* [Selected excerpt]
Again in the preamble there is a reference to the European Council in Edinburgh giving consideration to the establishment of the fund: to promote economic recovery in Europe". I am a little disappointed by the use of those terms. It seems to me that those concerned do not yet seem to have made up their mind as to what European economic recovery consists in. For some it is a recovery of the very rich to the detriment of the poor. Therefore economic recovery is not always the correct description when it is applied to the country as a whole or even to the Community as a whole.

I turn to Article A, which after all is the protocol itself and which advocates the addition of Article 30. Paragraph 2 states: The Board of Governors shall establish the Statute of the European Investment Fund by unanimous decision". Over the years I have grown very distrustful of bankers establishing anything for the broad and general economic and social benefit of the Community. Paragraph 2 continues: The Statute shall define, in particular, its objectives, structure, capital, membership, financial resources, means of intervention and auditing arrangements". And so it continues. Given the history of the banking community generally over the past 20 years or so, on balance I would sooner that these matters be determined by the people's representatives politically rather than by the Bank.

* [Data extract]
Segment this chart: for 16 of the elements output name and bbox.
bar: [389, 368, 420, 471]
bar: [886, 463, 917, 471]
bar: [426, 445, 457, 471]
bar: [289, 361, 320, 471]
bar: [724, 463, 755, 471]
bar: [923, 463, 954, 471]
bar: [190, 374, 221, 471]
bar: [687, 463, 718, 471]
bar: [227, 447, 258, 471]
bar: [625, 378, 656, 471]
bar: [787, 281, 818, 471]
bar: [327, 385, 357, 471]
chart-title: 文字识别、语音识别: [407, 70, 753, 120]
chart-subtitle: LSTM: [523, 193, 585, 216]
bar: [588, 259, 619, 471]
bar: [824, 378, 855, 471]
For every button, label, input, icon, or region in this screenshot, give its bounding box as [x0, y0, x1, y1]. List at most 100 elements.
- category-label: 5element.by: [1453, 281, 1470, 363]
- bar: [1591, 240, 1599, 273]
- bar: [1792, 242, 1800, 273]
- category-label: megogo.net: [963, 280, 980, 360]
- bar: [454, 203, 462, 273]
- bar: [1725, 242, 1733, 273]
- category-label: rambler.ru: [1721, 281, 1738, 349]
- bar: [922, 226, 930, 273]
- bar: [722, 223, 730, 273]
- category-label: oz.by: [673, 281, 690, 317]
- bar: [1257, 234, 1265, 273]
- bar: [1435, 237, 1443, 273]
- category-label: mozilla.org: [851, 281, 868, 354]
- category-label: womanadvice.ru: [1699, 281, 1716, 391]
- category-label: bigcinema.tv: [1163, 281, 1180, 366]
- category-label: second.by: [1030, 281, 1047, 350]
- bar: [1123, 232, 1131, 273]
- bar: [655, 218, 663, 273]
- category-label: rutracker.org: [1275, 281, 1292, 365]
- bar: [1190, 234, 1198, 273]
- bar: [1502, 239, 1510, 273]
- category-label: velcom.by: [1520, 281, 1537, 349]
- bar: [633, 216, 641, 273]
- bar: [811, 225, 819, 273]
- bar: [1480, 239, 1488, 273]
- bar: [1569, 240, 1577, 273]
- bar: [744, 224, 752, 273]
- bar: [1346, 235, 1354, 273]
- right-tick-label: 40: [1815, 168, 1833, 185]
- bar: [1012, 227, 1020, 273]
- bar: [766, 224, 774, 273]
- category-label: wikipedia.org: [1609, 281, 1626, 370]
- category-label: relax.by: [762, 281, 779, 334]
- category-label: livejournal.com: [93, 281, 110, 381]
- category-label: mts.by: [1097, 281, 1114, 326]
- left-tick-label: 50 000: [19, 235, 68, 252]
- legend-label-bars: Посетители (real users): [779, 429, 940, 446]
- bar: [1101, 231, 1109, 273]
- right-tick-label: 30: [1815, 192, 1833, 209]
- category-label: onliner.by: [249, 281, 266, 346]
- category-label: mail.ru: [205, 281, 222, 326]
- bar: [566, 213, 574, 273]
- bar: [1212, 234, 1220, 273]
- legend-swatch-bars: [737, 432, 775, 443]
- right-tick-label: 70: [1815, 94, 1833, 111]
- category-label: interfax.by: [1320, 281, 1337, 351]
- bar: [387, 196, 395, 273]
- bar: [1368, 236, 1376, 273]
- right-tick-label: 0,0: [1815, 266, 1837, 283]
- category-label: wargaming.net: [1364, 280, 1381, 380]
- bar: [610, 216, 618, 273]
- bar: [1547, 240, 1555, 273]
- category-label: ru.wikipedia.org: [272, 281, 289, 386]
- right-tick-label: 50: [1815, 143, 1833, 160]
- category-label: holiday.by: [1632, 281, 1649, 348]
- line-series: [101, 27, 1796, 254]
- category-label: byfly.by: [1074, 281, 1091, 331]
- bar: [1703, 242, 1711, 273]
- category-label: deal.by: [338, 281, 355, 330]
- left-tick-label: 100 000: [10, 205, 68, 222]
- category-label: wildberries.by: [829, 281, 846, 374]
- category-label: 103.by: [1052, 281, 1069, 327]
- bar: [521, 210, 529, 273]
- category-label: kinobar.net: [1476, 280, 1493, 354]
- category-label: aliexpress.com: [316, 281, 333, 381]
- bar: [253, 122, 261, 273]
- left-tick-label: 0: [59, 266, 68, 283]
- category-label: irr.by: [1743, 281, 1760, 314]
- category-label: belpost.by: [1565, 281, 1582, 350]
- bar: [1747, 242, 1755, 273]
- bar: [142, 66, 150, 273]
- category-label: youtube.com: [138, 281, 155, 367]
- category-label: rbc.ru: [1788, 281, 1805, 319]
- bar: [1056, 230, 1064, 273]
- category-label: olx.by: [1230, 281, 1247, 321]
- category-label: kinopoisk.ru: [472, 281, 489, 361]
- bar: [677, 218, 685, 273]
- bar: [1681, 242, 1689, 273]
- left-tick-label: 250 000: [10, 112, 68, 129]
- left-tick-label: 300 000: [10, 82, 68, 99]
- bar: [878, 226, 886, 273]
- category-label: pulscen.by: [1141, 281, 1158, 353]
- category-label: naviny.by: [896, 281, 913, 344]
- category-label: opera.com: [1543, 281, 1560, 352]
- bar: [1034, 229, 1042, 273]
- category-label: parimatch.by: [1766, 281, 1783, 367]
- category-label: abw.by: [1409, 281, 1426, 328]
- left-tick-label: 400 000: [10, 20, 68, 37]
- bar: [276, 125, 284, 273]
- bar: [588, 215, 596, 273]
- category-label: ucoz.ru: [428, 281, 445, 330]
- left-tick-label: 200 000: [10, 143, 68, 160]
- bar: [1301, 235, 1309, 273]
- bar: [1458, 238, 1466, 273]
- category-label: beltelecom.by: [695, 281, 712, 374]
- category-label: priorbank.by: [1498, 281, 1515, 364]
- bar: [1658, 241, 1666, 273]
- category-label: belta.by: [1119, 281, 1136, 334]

* [Directive]
Repeat everything in the speech on the European Investment Fund above, from "I turn to Article" down to "by the Bank.".

* [Reply to the task]
I turn to Article A, which after all is the protocol itself and which advocates the addition of Article 30. Paragraph 2 states: The Board of Governors shall establish the Statute of the European Investment Fund by unanimous decision". Over the years I have grown very distrustful of bankers establishing anything for the broad and general economic and social benefit of the Community. Paragraph 2 continues: The Statute shall define, in particular, its objectives, structure, capital, membership, financial resources, means of intervention and auditing arrangements". And so it continues. Given the history of the banking community generally over the past 20 years or so, on balance I would sooner that these matters be determined by the people's representatives politically rather than by the Bank.